══ Information provided ══

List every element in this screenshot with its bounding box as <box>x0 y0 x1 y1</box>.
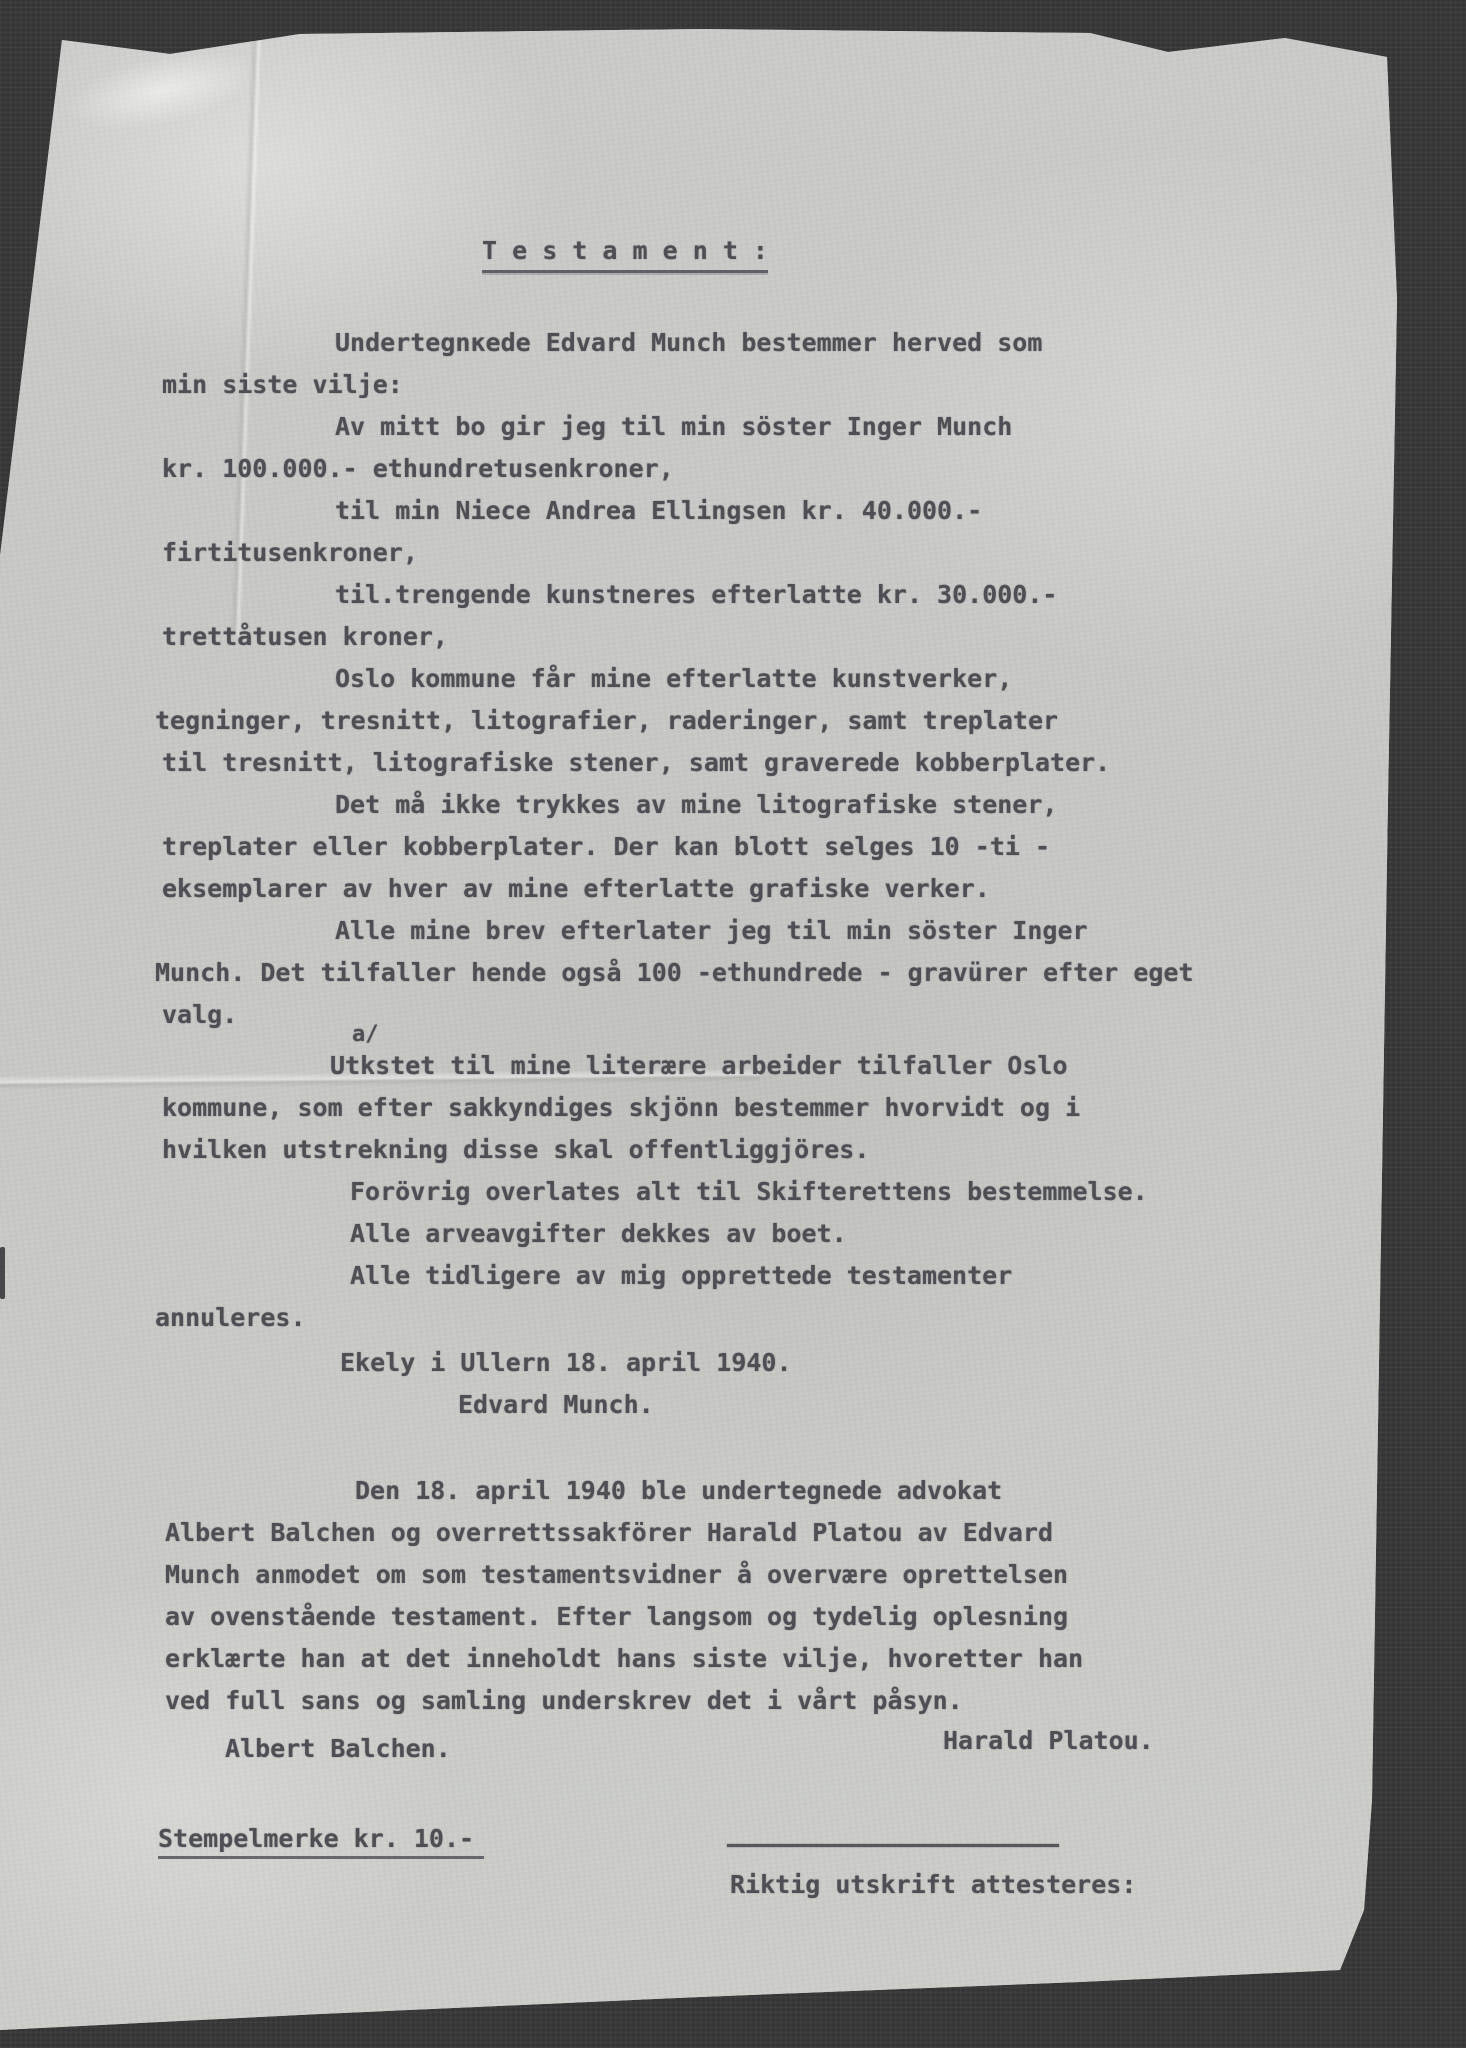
document-line: kr. 100.000.- ethundretusenkroner, <box>162 456 674 481</box>
signature-albert-balchen: Albert Balchen. <box>225 1736 451 1761</box>
document-line: hvilken utstrekning disse skal offentlig… <box>162 1137 869 1162</box>
document-line: kommune, som efter sakkyndiges skjönn be… <box>162 1095 1080 1120</box>
document-line: Ekely i Ullern 18. april 1940. <box>340 1350 792 1375</box>
document-line: annuleres. <box>155 1305 306 1330</box>
document-line: Edvard Munch. <box>458 1392 654 1417</box>
document-line: Det må ikke trykkes av mine litografiske… <box>335 792 1057 817</box>
document-line: Munch anmodet om som testamentsvidner å … <box>165 1562 1068 1587</box>
signature-harald-platou: Harald Platou. <box>943 1728 1154 1753</box>
stamp-note: Stempelmerke kr. 10.- <box>158 1826 484 1859</box>
document-line: firtitusenkroner, <box>162 540 418 565</box>
document-line: Den 18. april 1940 ble undertegnede advo… <box>355 1478 1002 1503</box>
document-line: til.trengende kunstneres efterlatte kr. … <box>335 582 1057 607</box>
document-line: til tresnitt, litografiske stener, samt … <box>162 750 1110 775</box>
document-line: Oslo kommune får mine efterlatte kunstve… <box>335 666 1012 691</box>
document-line: tegninger, tresnitt, litografier, raderi… <box>155 708 1058 733</box>
insertion-mark: a/ <box>352 1024 379 1046</box>
document-line: Munch. Det tilfaller hende også 100 -eth… <box>155 960 1194 985</box>
paper-fold-crease <box>51 14 324 156</box>
document-line: Forövrig overlates alt til Skifterettens… <box>350 1179 1148 1204</box>
document-line: ved full sans og samling underskrev det … <box>165 1688 963 1713</box>
document-line: Alle mine brev efterlater jeg til min sö… <box>335 918 1088 943</box>
document-title: T e s t a m e n t : <box>482 238 768 273</box>
document-line: trettåtusen kroner, <box>162 624 448 649</box>
edge-mark <box>0 1247 5 1299</box>
document-line: treplater eller kobberplater. Der kan bl… <box>162 834 1050 859</box>
document-line: min siste vilje: <box>162 372 403 397</box>
document-line: Utkstet til mine literære arbeider tilfa… <box>330 1053 1068 1078</box>
photo-background: T e s t a m e n t : Undertegnĸede Edvard… <box>0 0 1466 2048</box>
document-line: Av mitt bo gir jeg til min söster Inger … <box>335 414 1012 439</box>
attestation-label: Riktig utskrift attesteres: <box>730 1872 1136 1897</box>
document-line: til min Niece Andrea Ellingsen kr. 40.00… <box>335 498 982 523</box>
document-line: Undertegnĸede Edvard Munch bestemmer her… <box>335 330 1042 355</box>
document-line: Albert Balchen og overrettssakförer Hara… <box>165 1520 1053 1545</box>
document-page: T e s t a m e n t : Undertegnĸede Edvard… <box>0 0 1466 2048</box>
document-line: av ovenstående testament. Efter langsom … <box>165 1604 1068 1629</box>
document-line: Alle tidligere av mig opprettede testame… <box>350 1263 1012 1288</box>
signature-rule <box>727 1844 1059 1847</box>
document-line: valg. <box>162 1002 237 1027</box>
document-line: eksemplarer av hver av mine efterlatte g… <box>162 876 990 901</box>
document-line: erklærte han at det inneholdt hans siste… <box>165 1646 1083 1671</box>
document-line: Alle arveavgifter dekkes av boet. <box>350 1221 847 1246</box>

═══

§ **Requirement**:
Can you rewrite the rows above as a JSON list of strings, one string per line and no blank lines, covering only the span from the line containing "document-line: kr. 100.000.- ethundretusenkroner, <box>162" through the line containing "document-line: Det må"?

§ **Response to this exercise**:
[
  "document-line: kr. 100.000.- ethundretusenkroner, <box>162 456 674 481</box>",
  "signature-albert-balchen: Albert Balchen. <box>225 1736 451 1761</box>",
  "document-line: hvilken utstrekning disse skal offentlig… <box>162 1137 869 1162</box>",
  "document-line: kommune, som efter sakkyndiges skjönn be… <box>162 1095 1080 1120</box>",
  "document-line: Ekely i Ullern 18. april 1940. <box>340 1350 792 1375</box>",
  "document-line: annuleres. <box>155 1305 306 1330</box>",
  "document-line: Edvard Munch. <box>458 1392 654 1417</box>",
  "document-line: Det må ikke trykkes av mine litografiske… <box>335 792 1057 817</box>"
]